(Data items)
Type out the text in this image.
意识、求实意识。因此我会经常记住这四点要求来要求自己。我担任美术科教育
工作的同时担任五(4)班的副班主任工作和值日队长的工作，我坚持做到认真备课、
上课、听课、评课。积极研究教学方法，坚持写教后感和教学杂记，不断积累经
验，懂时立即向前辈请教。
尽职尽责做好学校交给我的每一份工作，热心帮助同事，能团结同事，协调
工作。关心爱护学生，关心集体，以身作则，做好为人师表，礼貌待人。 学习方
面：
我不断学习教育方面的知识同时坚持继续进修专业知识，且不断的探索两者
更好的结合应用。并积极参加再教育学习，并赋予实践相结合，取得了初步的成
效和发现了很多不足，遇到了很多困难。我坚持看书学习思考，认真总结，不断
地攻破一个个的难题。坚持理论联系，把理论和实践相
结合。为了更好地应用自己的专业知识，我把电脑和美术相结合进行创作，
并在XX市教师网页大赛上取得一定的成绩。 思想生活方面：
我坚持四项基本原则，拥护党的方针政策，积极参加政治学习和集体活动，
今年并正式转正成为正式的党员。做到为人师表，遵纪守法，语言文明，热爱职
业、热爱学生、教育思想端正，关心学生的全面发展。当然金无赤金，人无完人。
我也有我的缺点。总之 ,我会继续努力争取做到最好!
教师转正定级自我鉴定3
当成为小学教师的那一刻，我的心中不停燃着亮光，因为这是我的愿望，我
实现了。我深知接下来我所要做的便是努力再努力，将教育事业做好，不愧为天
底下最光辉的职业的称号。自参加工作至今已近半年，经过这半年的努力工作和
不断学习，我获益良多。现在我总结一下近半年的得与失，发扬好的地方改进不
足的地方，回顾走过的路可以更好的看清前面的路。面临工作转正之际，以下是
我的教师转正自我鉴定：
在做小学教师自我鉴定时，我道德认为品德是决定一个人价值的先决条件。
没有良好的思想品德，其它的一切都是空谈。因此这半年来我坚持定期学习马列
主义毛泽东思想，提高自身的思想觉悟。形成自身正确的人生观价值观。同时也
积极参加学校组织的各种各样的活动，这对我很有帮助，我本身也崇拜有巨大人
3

STATED TASK:
Copy out all of the records above with nothing altered.

EXPECTED OUTPUT:
Type out the text in this image.
意识、求实意识。因此我会经常记住这四点要求来要求自己。我担任美术科教育
工作的同时担任五(4)班的副班主任工作和值日队长的工作，我坚持做到认真备课、
上课、听课、评课。积极研究教学方法，坚持写教后感和教学杂记，不断积累经
验，懂时立即向前辈请教。
尽职尽责做好学校交给我的每一份工作，热心帮助同事，能团结同事，协调
工作。关心爱护学生，关心集体，以身作则，做好为人师表，礼貌待人。 学习方
面：
我不断学习教育方面的知识同时坚持继续进修专业知识，且不断的探索两者
更好的结合应用。并积极参加再教育学习，并赋予实践相结合，取得了初步的成
效和发现了很多不足，遇到了很多困难。我坚持看书学习思考，认真总结，不断
地攻破一个个的难题。坚持理论联系，把理论和实践相
结合。为了更好地应用自己的专业知识，我把电脑和美术相结合进行创作，
并在XX市教师网页大赛上取得一定的成绩。 思想生活方面：
我坚持四项基本原则，拥护党的方针政策，积极参加政治学习和集体活动，
今年并正式转正成为正式的党员。做到为人师表，遵纪守法，语言文明，热爱职
业、热爱学生、教育思想端正，关心学生的全面发展。当然金无赤金，人无完人。
我也有我的缺点。总之 ,我会继续努力争取做到最好!
教师转正定级自我鉴定3
当成为小学教师的那一刻，我的心中不停燃着亮光，因为这是我的愿望，我
实现了。我深知接下来我所要做的便是努力再努力，将教育事业做好，不愧为天
底下最光辉的职业的称号。自参加工作至今已近半年，经过这半年的努力工作和
不断学习，我获益良多。现在我总结一下近半年的得与失，发扬好的地方改进不
足的地方，回顾走过的路可以更好的看清前面的路。面临工作转正之际，以下是
我的教师转正自我鉴定：
在做小学教师自我鉴定时，我道德认为品德是决定一个人价值的先决条件。
没有良好的思想品德，其它的一切都是空谈。因此这半年来我坚持定期学习马列
主义毛泽东思想，提高自身的思想觉悟。形成自身正确的人生观价值观。同时也
积极参加学校组织的各种各样的活动，这对我很有帮助，我本身也崇拜有巨大人
3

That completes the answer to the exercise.